*** Data extract
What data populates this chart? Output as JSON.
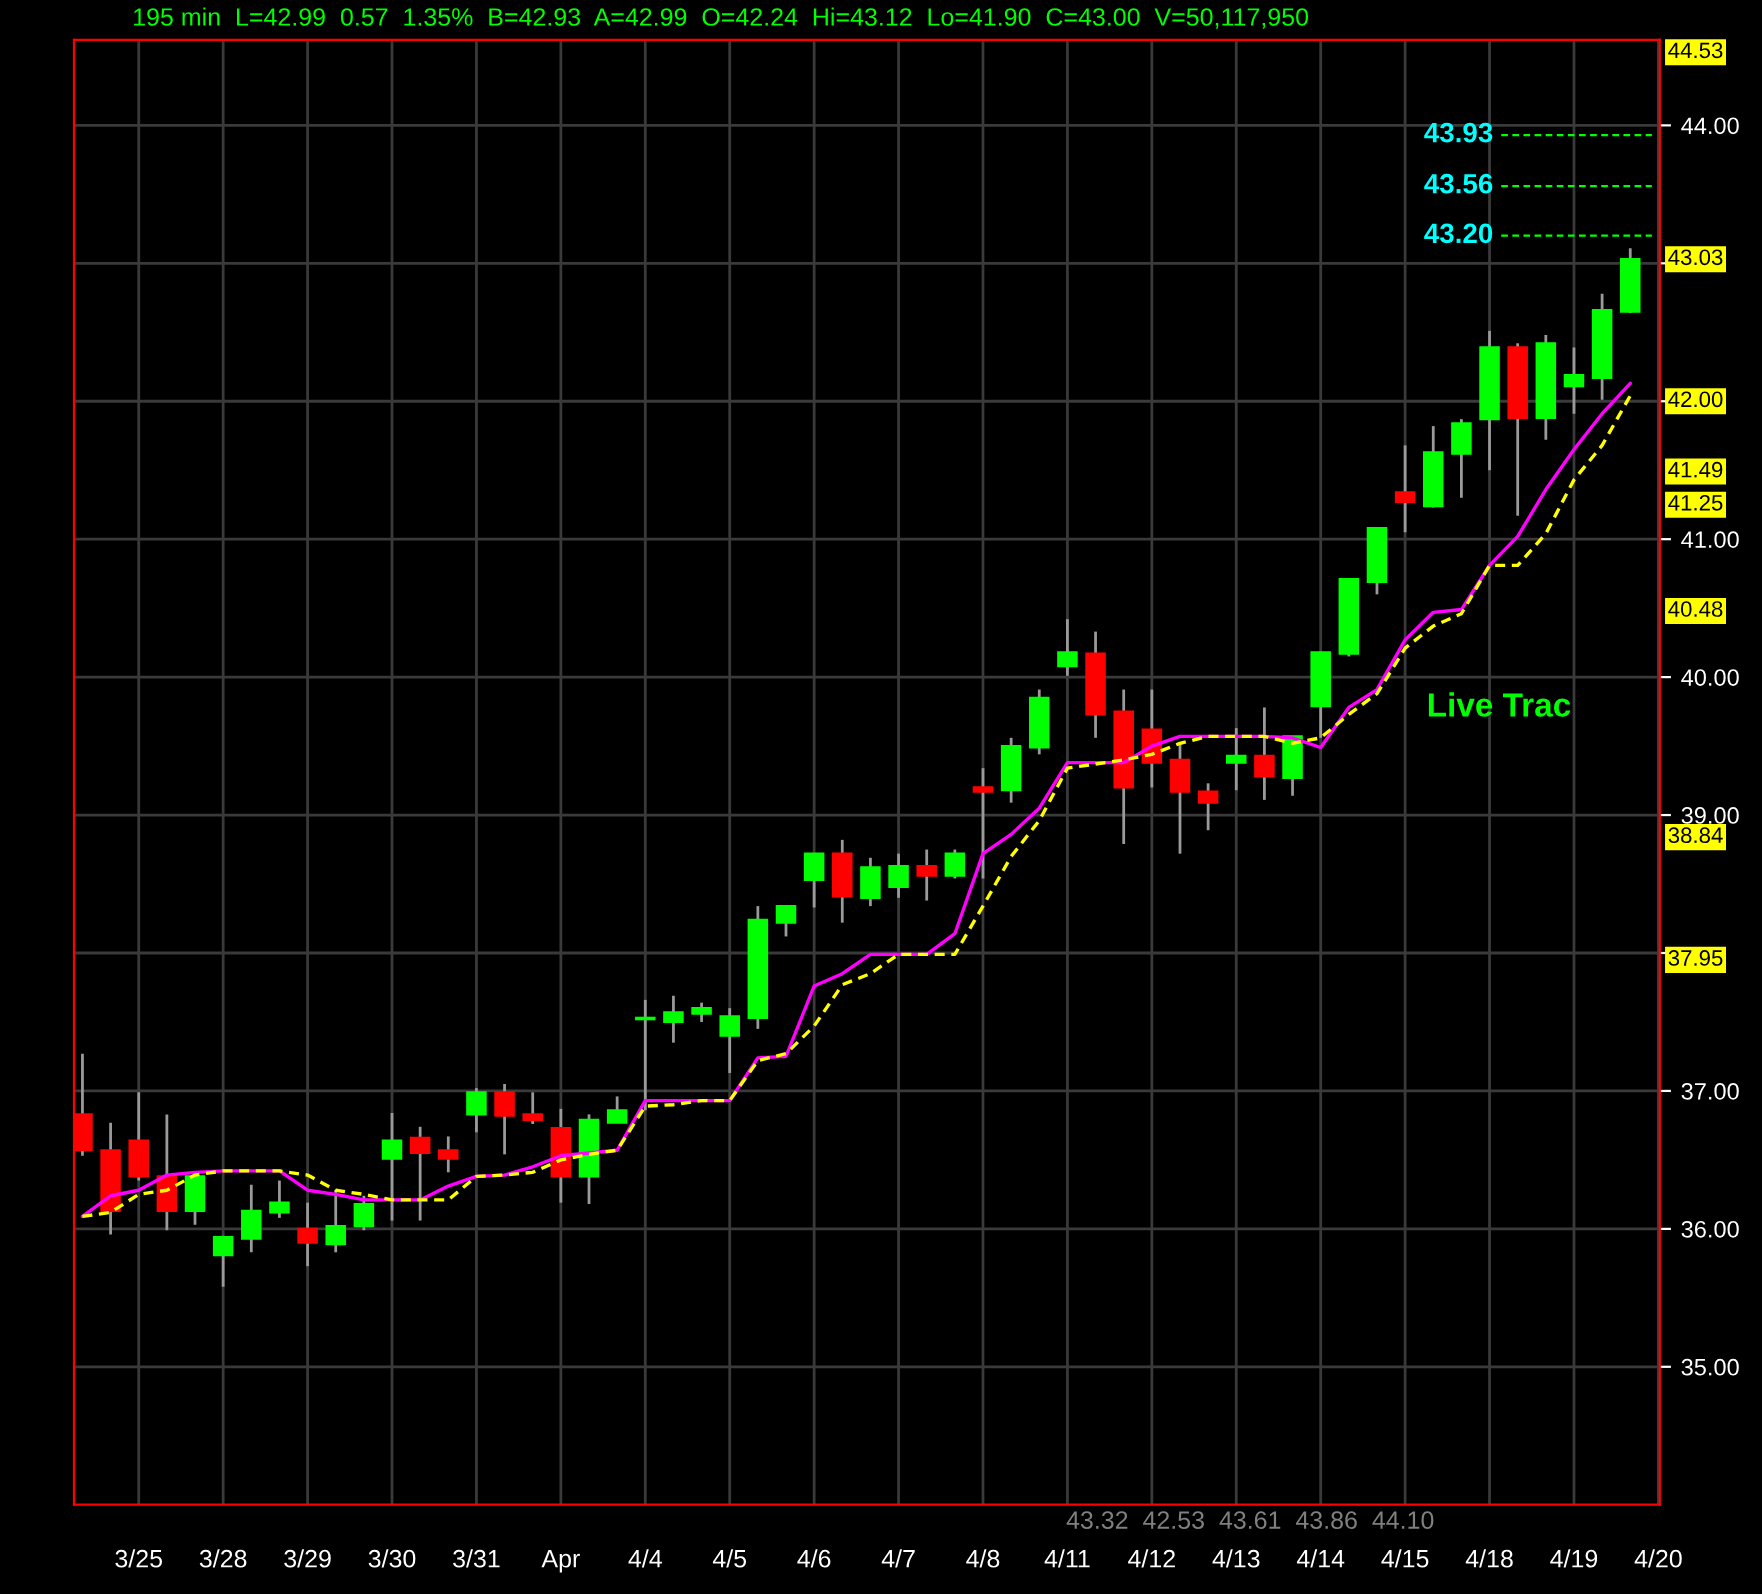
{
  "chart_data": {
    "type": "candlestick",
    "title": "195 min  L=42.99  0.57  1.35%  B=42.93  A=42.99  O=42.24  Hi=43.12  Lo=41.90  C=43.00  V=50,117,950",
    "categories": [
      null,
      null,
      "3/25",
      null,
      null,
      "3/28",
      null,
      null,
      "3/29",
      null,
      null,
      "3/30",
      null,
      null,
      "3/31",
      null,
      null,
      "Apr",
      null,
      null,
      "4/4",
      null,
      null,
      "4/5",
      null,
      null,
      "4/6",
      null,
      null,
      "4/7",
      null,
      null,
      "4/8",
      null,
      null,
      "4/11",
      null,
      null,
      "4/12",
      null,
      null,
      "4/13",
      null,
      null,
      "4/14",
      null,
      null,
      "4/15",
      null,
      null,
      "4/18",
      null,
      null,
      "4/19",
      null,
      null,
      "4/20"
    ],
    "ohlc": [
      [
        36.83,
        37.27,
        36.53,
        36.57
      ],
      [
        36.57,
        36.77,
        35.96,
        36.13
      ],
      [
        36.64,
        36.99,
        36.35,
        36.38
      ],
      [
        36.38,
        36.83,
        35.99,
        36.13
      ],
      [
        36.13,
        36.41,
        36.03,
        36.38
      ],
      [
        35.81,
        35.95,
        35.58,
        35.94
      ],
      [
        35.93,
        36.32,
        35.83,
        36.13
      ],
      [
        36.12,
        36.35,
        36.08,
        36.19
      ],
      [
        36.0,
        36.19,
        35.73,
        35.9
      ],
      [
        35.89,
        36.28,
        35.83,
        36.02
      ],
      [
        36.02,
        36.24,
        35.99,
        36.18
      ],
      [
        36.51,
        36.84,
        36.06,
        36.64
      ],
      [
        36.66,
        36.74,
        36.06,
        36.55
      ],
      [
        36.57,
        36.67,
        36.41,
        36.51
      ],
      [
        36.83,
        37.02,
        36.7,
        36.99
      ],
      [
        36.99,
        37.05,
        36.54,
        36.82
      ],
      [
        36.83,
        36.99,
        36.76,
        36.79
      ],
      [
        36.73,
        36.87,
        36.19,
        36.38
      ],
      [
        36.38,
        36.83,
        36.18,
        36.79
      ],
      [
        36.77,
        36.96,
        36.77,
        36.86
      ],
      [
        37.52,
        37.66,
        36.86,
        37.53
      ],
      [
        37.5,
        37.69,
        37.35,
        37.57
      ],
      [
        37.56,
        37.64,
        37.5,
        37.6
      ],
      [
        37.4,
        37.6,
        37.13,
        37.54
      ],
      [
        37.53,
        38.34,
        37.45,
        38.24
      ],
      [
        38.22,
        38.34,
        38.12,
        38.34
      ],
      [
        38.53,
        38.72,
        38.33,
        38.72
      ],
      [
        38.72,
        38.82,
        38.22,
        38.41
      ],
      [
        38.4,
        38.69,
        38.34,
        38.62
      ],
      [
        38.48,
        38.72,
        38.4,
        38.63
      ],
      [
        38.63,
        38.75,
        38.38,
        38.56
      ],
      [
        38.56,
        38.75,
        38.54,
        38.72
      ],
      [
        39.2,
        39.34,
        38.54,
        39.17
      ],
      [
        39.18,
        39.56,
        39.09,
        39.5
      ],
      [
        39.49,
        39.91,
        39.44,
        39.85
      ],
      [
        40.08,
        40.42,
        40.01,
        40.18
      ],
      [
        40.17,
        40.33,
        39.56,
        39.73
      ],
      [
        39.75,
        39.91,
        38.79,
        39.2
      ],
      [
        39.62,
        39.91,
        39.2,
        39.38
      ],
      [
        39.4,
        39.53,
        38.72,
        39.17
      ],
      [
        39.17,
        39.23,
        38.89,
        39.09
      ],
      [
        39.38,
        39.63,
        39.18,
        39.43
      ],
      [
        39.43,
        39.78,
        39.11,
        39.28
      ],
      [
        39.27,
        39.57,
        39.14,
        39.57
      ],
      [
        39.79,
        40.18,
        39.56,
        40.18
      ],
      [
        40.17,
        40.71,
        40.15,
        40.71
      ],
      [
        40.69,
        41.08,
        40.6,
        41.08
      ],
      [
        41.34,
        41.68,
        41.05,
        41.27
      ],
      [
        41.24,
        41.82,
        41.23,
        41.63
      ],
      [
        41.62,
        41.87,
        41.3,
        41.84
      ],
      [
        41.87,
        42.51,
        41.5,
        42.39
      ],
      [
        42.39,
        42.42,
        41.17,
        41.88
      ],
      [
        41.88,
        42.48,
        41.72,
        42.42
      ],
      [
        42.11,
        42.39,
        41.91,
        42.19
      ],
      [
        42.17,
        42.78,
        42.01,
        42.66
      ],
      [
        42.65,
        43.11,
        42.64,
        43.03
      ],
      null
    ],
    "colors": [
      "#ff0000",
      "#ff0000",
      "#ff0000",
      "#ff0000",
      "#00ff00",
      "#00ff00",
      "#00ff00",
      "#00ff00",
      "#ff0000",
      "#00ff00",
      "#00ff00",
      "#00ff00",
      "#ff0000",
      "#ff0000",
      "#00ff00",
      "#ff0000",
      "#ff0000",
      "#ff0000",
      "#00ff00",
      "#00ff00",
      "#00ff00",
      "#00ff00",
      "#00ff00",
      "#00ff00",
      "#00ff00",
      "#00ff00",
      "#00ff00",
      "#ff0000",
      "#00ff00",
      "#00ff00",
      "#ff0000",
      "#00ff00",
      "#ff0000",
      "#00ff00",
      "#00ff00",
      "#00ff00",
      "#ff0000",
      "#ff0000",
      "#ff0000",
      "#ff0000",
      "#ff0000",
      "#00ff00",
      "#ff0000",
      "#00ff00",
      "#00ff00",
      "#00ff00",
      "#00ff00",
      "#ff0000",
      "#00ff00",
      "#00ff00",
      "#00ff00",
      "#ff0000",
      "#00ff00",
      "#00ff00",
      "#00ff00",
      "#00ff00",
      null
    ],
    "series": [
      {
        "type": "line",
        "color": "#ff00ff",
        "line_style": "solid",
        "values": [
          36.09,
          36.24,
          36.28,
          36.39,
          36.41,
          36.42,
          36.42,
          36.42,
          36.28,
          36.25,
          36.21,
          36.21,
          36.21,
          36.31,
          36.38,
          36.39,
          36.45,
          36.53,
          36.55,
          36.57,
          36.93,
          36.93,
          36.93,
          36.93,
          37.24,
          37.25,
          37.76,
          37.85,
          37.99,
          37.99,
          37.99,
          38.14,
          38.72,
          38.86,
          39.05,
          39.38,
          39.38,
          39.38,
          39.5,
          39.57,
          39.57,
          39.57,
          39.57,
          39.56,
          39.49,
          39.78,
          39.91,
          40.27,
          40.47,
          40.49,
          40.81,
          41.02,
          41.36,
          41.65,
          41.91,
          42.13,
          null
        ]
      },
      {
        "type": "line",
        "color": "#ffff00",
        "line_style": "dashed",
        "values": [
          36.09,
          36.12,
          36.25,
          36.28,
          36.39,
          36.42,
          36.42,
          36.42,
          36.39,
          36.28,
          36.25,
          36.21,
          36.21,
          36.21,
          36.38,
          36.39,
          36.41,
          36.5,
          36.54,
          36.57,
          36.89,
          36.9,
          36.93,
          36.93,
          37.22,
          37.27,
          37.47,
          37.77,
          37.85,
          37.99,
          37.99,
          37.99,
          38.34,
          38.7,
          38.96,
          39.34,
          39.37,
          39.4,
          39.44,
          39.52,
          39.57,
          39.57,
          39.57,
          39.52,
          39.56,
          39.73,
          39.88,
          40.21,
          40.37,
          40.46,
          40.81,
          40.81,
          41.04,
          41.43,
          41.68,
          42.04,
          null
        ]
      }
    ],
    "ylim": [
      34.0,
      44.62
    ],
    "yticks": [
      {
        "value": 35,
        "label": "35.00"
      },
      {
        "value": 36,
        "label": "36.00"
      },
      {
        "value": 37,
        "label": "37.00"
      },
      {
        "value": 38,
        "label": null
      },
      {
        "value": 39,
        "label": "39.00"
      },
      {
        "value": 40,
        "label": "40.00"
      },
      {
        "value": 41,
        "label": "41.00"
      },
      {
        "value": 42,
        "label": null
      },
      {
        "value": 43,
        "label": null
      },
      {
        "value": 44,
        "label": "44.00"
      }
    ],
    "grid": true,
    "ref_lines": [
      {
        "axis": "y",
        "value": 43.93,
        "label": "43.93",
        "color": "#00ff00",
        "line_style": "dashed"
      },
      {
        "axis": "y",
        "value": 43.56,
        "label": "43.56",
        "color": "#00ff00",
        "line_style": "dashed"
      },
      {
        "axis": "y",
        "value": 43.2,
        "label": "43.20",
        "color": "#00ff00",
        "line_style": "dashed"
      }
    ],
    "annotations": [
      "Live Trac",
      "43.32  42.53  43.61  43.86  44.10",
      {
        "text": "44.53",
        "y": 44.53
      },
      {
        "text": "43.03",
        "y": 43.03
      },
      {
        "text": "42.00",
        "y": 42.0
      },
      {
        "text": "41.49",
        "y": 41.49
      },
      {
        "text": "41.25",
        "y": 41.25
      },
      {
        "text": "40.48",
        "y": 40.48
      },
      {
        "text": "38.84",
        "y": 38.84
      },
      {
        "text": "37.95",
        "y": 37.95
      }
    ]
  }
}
******
*** Data extract
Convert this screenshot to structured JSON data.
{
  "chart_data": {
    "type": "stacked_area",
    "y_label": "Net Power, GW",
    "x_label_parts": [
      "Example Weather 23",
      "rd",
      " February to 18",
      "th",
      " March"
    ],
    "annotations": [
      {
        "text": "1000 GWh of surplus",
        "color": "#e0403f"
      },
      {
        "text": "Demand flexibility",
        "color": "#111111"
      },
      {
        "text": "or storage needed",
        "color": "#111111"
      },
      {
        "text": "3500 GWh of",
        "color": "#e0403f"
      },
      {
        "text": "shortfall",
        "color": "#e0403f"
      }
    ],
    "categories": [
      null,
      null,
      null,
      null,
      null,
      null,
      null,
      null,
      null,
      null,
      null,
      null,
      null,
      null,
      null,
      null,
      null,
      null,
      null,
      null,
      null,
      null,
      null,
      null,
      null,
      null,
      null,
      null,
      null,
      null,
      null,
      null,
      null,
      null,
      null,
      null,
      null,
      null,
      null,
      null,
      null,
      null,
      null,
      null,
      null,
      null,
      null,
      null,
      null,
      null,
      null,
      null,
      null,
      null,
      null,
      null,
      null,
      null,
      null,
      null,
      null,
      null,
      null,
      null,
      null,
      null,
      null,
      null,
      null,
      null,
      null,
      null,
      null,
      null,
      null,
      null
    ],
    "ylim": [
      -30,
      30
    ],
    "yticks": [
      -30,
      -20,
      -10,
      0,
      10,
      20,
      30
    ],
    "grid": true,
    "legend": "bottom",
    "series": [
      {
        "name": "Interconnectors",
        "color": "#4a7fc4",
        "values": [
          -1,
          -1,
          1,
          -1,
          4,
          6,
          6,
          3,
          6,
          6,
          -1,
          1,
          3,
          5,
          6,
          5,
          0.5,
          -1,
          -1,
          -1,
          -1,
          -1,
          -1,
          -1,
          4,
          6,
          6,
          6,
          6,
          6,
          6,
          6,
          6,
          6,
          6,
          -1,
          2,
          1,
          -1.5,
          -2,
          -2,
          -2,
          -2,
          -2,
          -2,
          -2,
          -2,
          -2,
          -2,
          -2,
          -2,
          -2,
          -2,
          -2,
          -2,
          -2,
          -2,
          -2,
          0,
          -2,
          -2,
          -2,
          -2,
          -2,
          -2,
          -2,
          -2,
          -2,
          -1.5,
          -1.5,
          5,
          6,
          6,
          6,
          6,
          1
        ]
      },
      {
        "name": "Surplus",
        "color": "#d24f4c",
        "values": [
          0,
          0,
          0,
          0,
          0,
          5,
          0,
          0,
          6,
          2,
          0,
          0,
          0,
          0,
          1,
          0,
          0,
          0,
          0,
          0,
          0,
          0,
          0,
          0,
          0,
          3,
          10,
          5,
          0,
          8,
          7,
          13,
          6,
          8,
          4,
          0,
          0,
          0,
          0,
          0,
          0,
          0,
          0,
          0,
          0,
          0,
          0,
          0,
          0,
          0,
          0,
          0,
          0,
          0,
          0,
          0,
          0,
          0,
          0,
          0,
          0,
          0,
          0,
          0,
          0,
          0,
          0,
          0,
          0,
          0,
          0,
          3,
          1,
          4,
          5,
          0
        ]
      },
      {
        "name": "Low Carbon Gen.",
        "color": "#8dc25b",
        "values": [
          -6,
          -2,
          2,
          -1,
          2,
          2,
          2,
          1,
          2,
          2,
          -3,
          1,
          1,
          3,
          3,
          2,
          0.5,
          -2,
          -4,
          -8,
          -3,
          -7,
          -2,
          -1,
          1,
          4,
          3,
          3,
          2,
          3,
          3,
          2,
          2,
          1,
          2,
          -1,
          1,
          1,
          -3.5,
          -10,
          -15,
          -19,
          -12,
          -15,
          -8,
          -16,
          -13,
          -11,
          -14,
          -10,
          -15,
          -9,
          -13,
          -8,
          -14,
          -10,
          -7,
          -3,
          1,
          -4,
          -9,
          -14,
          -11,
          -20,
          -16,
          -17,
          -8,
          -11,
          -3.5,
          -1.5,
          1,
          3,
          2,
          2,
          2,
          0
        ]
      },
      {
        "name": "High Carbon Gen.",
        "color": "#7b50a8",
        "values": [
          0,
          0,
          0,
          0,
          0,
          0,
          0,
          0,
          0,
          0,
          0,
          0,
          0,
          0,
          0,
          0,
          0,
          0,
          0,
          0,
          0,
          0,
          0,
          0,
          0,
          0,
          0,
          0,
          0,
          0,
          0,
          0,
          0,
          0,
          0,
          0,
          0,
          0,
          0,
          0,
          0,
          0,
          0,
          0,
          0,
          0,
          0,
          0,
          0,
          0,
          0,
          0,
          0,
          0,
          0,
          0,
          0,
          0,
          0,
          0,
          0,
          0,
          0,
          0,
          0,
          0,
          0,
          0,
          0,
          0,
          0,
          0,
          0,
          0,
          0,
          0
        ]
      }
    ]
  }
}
******
*** Data extract
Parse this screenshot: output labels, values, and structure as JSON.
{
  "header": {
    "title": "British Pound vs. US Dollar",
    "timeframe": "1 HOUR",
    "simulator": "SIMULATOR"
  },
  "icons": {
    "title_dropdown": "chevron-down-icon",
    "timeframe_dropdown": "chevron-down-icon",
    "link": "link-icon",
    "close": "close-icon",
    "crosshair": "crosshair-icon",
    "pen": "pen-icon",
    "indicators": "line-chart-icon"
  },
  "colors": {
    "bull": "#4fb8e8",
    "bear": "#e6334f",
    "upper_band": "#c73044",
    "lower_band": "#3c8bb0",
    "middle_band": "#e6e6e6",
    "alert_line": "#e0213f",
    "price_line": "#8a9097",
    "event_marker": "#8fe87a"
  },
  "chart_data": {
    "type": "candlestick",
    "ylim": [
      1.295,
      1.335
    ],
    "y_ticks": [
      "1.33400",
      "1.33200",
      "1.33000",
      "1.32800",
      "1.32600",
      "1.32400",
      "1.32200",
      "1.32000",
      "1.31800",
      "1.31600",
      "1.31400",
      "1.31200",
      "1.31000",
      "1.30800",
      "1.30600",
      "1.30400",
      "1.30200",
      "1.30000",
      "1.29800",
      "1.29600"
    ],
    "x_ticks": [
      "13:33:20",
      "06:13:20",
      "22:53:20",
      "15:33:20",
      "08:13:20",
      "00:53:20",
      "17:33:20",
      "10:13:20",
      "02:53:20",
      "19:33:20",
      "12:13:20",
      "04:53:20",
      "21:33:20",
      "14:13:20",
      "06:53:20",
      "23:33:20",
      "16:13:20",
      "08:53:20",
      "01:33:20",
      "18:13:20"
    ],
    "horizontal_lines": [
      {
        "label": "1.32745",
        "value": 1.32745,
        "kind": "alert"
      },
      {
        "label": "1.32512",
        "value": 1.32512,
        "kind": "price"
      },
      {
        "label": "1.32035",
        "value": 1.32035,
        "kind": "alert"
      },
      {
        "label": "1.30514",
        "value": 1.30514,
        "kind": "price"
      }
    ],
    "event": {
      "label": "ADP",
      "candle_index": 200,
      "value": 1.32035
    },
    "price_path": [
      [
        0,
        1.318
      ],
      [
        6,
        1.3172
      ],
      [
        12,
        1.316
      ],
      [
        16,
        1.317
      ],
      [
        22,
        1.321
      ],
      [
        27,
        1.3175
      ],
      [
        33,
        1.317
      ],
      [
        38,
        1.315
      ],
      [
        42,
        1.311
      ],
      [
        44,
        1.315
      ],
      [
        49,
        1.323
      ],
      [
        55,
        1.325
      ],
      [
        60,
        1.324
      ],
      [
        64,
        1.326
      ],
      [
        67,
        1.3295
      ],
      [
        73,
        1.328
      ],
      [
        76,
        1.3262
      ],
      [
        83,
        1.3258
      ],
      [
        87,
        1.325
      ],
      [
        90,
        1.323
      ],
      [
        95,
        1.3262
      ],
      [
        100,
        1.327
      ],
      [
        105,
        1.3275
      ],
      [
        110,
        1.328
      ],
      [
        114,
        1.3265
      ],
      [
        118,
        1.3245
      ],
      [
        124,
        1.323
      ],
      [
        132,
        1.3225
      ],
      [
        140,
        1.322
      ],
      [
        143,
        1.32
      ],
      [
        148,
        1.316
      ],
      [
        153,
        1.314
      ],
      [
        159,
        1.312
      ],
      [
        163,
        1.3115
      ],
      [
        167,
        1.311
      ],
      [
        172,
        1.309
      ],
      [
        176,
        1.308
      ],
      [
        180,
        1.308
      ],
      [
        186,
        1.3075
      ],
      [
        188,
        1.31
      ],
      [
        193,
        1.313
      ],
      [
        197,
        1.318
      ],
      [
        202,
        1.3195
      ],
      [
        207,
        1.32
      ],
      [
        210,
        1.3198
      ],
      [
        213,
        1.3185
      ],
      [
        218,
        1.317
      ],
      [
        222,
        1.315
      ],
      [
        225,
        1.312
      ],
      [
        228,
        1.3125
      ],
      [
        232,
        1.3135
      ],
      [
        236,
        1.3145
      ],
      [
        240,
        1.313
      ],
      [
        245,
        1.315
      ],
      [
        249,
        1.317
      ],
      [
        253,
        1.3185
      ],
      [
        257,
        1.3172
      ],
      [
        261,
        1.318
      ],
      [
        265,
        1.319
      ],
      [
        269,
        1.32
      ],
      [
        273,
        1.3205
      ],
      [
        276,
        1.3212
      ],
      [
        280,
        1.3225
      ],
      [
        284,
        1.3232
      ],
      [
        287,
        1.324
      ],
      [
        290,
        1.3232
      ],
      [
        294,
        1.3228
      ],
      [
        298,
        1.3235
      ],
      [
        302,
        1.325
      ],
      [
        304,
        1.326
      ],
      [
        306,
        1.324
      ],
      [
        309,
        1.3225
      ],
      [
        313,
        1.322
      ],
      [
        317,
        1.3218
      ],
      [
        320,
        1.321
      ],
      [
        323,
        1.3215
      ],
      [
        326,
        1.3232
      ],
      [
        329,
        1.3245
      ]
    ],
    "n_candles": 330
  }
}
******
◆ **Task instructions**
Using the records above, list each line that includes "name".

◆ **Solution to the problem**
        "name": "Interconnectors",
        "name": "Surplus",
        "name": "Low Carbon Gen.",
        "name": "High Carbon Gen.",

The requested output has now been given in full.